§ WORK TO DO:
Edit every line of the material below so that "Months" becomes "Month" wherever it appears, leaving everything else unchanged.

(Item position entries)
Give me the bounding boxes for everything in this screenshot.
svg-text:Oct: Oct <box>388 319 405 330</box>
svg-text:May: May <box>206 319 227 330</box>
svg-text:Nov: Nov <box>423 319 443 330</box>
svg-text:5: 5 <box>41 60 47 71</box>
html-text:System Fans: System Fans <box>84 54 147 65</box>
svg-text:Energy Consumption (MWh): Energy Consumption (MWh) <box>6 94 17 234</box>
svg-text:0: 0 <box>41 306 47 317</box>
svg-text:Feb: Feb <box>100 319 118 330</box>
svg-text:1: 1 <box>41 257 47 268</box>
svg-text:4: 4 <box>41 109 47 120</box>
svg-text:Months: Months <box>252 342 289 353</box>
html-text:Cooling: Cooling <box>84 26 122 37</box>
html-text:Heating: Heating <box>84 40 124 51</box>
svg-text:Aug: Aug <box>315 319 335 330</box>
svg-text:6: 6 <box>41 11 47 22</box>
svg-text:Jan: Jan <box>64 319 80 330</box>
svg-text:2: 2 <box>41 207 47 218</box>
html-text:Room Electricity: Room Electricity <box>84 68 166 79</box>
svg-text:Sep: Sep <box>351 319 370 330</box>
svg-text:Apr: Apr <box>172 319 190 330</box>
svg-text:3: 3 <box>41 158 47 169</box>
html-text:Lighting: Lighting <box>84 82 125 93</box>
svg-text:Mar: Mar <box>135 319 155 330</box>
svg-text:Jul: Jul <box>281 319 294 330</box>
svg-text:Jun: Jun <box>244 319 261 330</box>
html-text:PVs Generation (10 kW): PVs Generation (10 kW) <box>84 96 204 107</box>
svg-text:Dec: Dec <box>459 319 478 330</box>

§ THE RESULT:
Give me the bounding boxes for everything in this screenshot.
svg-text:Oct: Oct <box>388 319 405 330</box>
svg-text:May: May <box>206 319 227 330</box>
svg-text:Nov: Nov <box>423 319 443 330</box>
svg-text:5: 5 <box>41 60 47 71</box>
html-text:System Fans: System Fans <box>84 54 147 65</box>
svg-text:Energy Consumption (MWh): Energy Consumption (MWh) <box>6 94 17 234</box>
svg-text:0: 0 <box>41 306 47 317</box>
svg-text:Feb: Feb <box>100 319 118 330</box>
svg-text:1: 1 <box>41 257 47 268</box>
svg-text:4: 4 <box>41 109 47 120</box>
svg-text:Month: Month <box>252 342 289 353</box>
html-text:Cooling: Cooling <box>84 26 122 37</box>
html-text:Heating: Heating <box>84 40 124 51</box>
svg-text:Aug: Aug <box>315 319 335 330</box>
svg-text:6: 6 <box>41 11 47 22</box>
svg-text:Jan: Jan <box>64 319 80 330</box>
svg-text:2: 2 <box>41 207 47 218</box>
html-text:Room Electricity: Room Electricity <box>84 68 166 79</box>
svg-text:Sep: Sep <box>351 319 370 330</box>
svg-text:Apr: Apr <box>172 319 190 330</box>
svg-text:3: 3 <box>41 158 47 169</box>
html-text:Lighting: Lighting <box>84 82 125 93</box>
svg-text:Mar: Mar <box>135 319 155 330</box>
svg-text:Jul: Jul <box>281 319 294 330</box>
svg-text:Jun: Jun <box>244 319 261 330</box>
html-text:PVs Generation (10 kW): PVs Generation (10 kW) <box>84 96 204 107</box>
svg-text:Dec: Dec <box>459 319 478 330</box>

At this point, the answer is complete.